> [Raw records]
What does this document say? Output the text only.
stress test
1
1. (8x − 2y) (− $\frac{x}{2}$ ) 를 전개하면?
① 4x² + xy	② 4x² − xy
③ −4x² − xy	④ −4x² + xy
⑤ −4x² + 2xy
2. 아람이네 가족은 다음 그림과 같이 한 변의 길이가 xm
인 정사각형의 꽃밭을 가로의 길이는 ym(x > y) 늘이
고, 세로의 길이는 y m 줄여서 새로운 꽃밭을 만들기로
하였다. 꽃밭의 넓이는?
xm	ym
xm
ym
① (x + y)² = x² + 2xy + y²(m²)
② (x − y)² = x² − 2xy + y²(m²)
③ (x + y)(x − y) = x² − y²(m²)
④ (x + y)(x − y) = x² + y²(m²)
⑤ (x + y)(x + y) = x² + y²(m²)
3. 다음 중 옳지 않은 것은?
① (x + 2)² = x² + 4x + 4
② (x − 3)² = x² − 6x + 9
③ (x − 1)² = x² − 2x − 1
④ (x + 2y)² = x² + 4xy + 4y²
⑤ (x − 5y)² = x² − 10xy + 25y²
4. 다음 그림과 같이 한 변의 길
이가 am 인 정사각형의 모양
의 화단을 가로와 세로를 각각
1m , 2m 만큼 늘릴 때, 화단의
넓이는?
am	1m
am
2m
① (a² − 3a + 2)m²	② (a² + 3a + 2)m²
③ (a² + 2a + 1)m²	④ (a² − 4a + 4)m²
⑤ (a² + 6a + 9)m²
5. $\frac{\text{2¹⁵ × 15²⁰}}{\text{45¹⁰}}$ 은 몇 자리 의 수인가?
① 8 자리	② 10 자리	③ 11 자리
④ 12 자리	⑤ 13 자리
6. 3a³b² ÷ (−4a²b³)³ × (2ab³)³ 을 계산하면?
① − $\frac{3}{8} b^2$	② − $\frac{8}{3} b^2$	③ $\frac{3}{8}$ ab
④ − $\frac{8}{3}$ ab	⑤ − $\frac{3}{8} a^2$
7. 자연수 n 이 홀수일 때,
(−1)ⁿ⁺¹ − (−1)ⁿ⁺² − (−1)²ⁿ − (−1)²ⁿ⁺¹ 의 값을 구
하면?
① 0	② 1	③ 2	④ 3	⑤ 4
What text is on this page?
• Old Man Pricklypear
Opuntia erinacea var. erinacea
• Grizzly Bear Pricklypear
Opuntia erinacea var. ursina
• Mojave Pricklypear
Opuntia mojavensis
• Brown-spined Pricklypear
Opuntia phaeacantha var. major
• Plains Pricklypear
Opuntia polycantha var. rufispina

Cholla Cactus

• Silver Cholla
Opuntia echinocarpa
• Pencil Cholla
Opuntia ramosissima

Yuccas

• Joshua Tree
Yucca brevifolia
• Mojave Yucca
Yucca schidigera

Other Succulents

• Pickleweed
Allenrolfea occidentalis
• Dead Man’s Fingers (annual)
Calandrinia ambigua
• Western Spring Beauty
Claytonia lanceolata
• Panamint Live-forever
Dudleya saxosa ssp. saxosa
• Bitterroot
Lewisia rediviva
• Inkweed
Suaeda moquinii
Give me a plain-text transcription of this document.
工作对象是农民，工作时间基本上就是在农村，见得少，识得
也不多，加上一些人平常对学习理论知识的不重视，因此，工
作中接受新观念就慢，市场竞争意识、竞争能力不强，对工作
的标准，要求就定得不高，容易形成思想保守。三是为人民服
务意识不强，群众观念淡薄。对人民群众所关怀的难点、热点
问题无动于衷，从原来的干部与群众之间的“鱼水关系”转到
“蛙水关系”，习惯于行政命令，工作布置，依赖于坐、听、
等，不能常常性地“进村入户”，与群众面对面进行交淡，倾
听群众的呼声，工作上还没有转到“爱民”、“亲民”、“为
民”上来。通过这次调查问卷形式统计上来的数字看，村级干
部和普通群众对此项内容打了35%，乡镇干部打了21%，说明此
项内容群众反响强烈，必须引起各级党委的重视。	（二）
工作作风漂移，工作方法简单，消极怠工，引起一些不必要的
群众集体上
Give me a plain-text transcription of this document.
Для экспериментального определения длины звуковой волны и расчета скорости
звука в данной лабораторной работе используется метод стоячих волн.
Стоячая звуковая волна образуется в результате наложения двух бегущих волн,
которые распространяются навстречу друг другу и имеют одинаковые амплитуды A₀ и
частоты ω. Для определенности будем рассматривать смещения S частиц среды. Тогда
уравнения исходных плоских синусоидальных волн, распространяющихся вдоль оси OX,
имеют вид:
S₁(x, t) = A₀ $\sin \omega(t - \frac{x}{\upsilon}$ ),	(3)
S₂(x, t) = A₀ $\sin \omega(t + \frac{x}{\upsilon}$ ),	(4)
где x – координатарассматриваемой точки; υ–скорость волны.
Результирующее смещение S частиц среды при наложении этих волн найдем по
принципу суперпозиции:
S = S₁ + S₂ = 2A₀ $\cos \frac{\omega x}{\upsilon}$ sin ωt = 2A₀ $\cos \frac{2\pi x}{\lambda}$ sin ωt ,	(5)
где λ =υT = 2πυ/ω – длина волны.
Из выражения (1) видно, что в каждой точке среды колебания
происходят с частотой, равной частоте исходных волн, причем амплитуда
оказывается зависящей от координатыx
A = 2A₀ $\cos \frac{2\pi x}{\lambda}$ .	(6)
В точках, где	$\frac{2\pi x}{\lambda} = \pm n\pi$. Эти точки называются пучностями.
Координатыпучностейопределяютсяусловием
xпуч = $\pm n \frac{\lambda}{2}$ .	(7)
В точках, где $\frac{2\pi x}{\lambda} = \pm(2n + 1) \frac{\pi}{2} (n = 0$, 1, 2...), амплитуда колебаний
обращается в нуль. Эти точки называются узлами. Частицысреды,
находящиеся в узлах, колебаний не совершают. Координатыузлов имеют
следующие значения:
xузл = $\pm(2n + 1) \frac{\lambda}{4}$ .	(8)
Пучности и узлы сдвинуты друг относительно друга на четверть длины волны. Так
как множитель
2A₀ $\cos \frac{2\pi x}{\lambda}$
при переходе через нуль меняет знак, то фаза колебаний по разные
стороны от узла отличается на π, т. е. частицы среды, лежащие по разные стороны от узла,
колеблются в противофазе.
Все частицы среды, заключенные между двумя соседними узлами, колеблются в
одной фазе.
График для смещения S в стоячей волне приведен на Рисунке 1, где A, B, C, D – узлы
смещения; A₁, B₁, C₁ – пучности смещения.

> [Set exercise]
Take every line containing the word "erinacea" and copy it.

> [Solved problem]
Opuntia erinacea var. erinacea
Opuntia erinacea var. ursina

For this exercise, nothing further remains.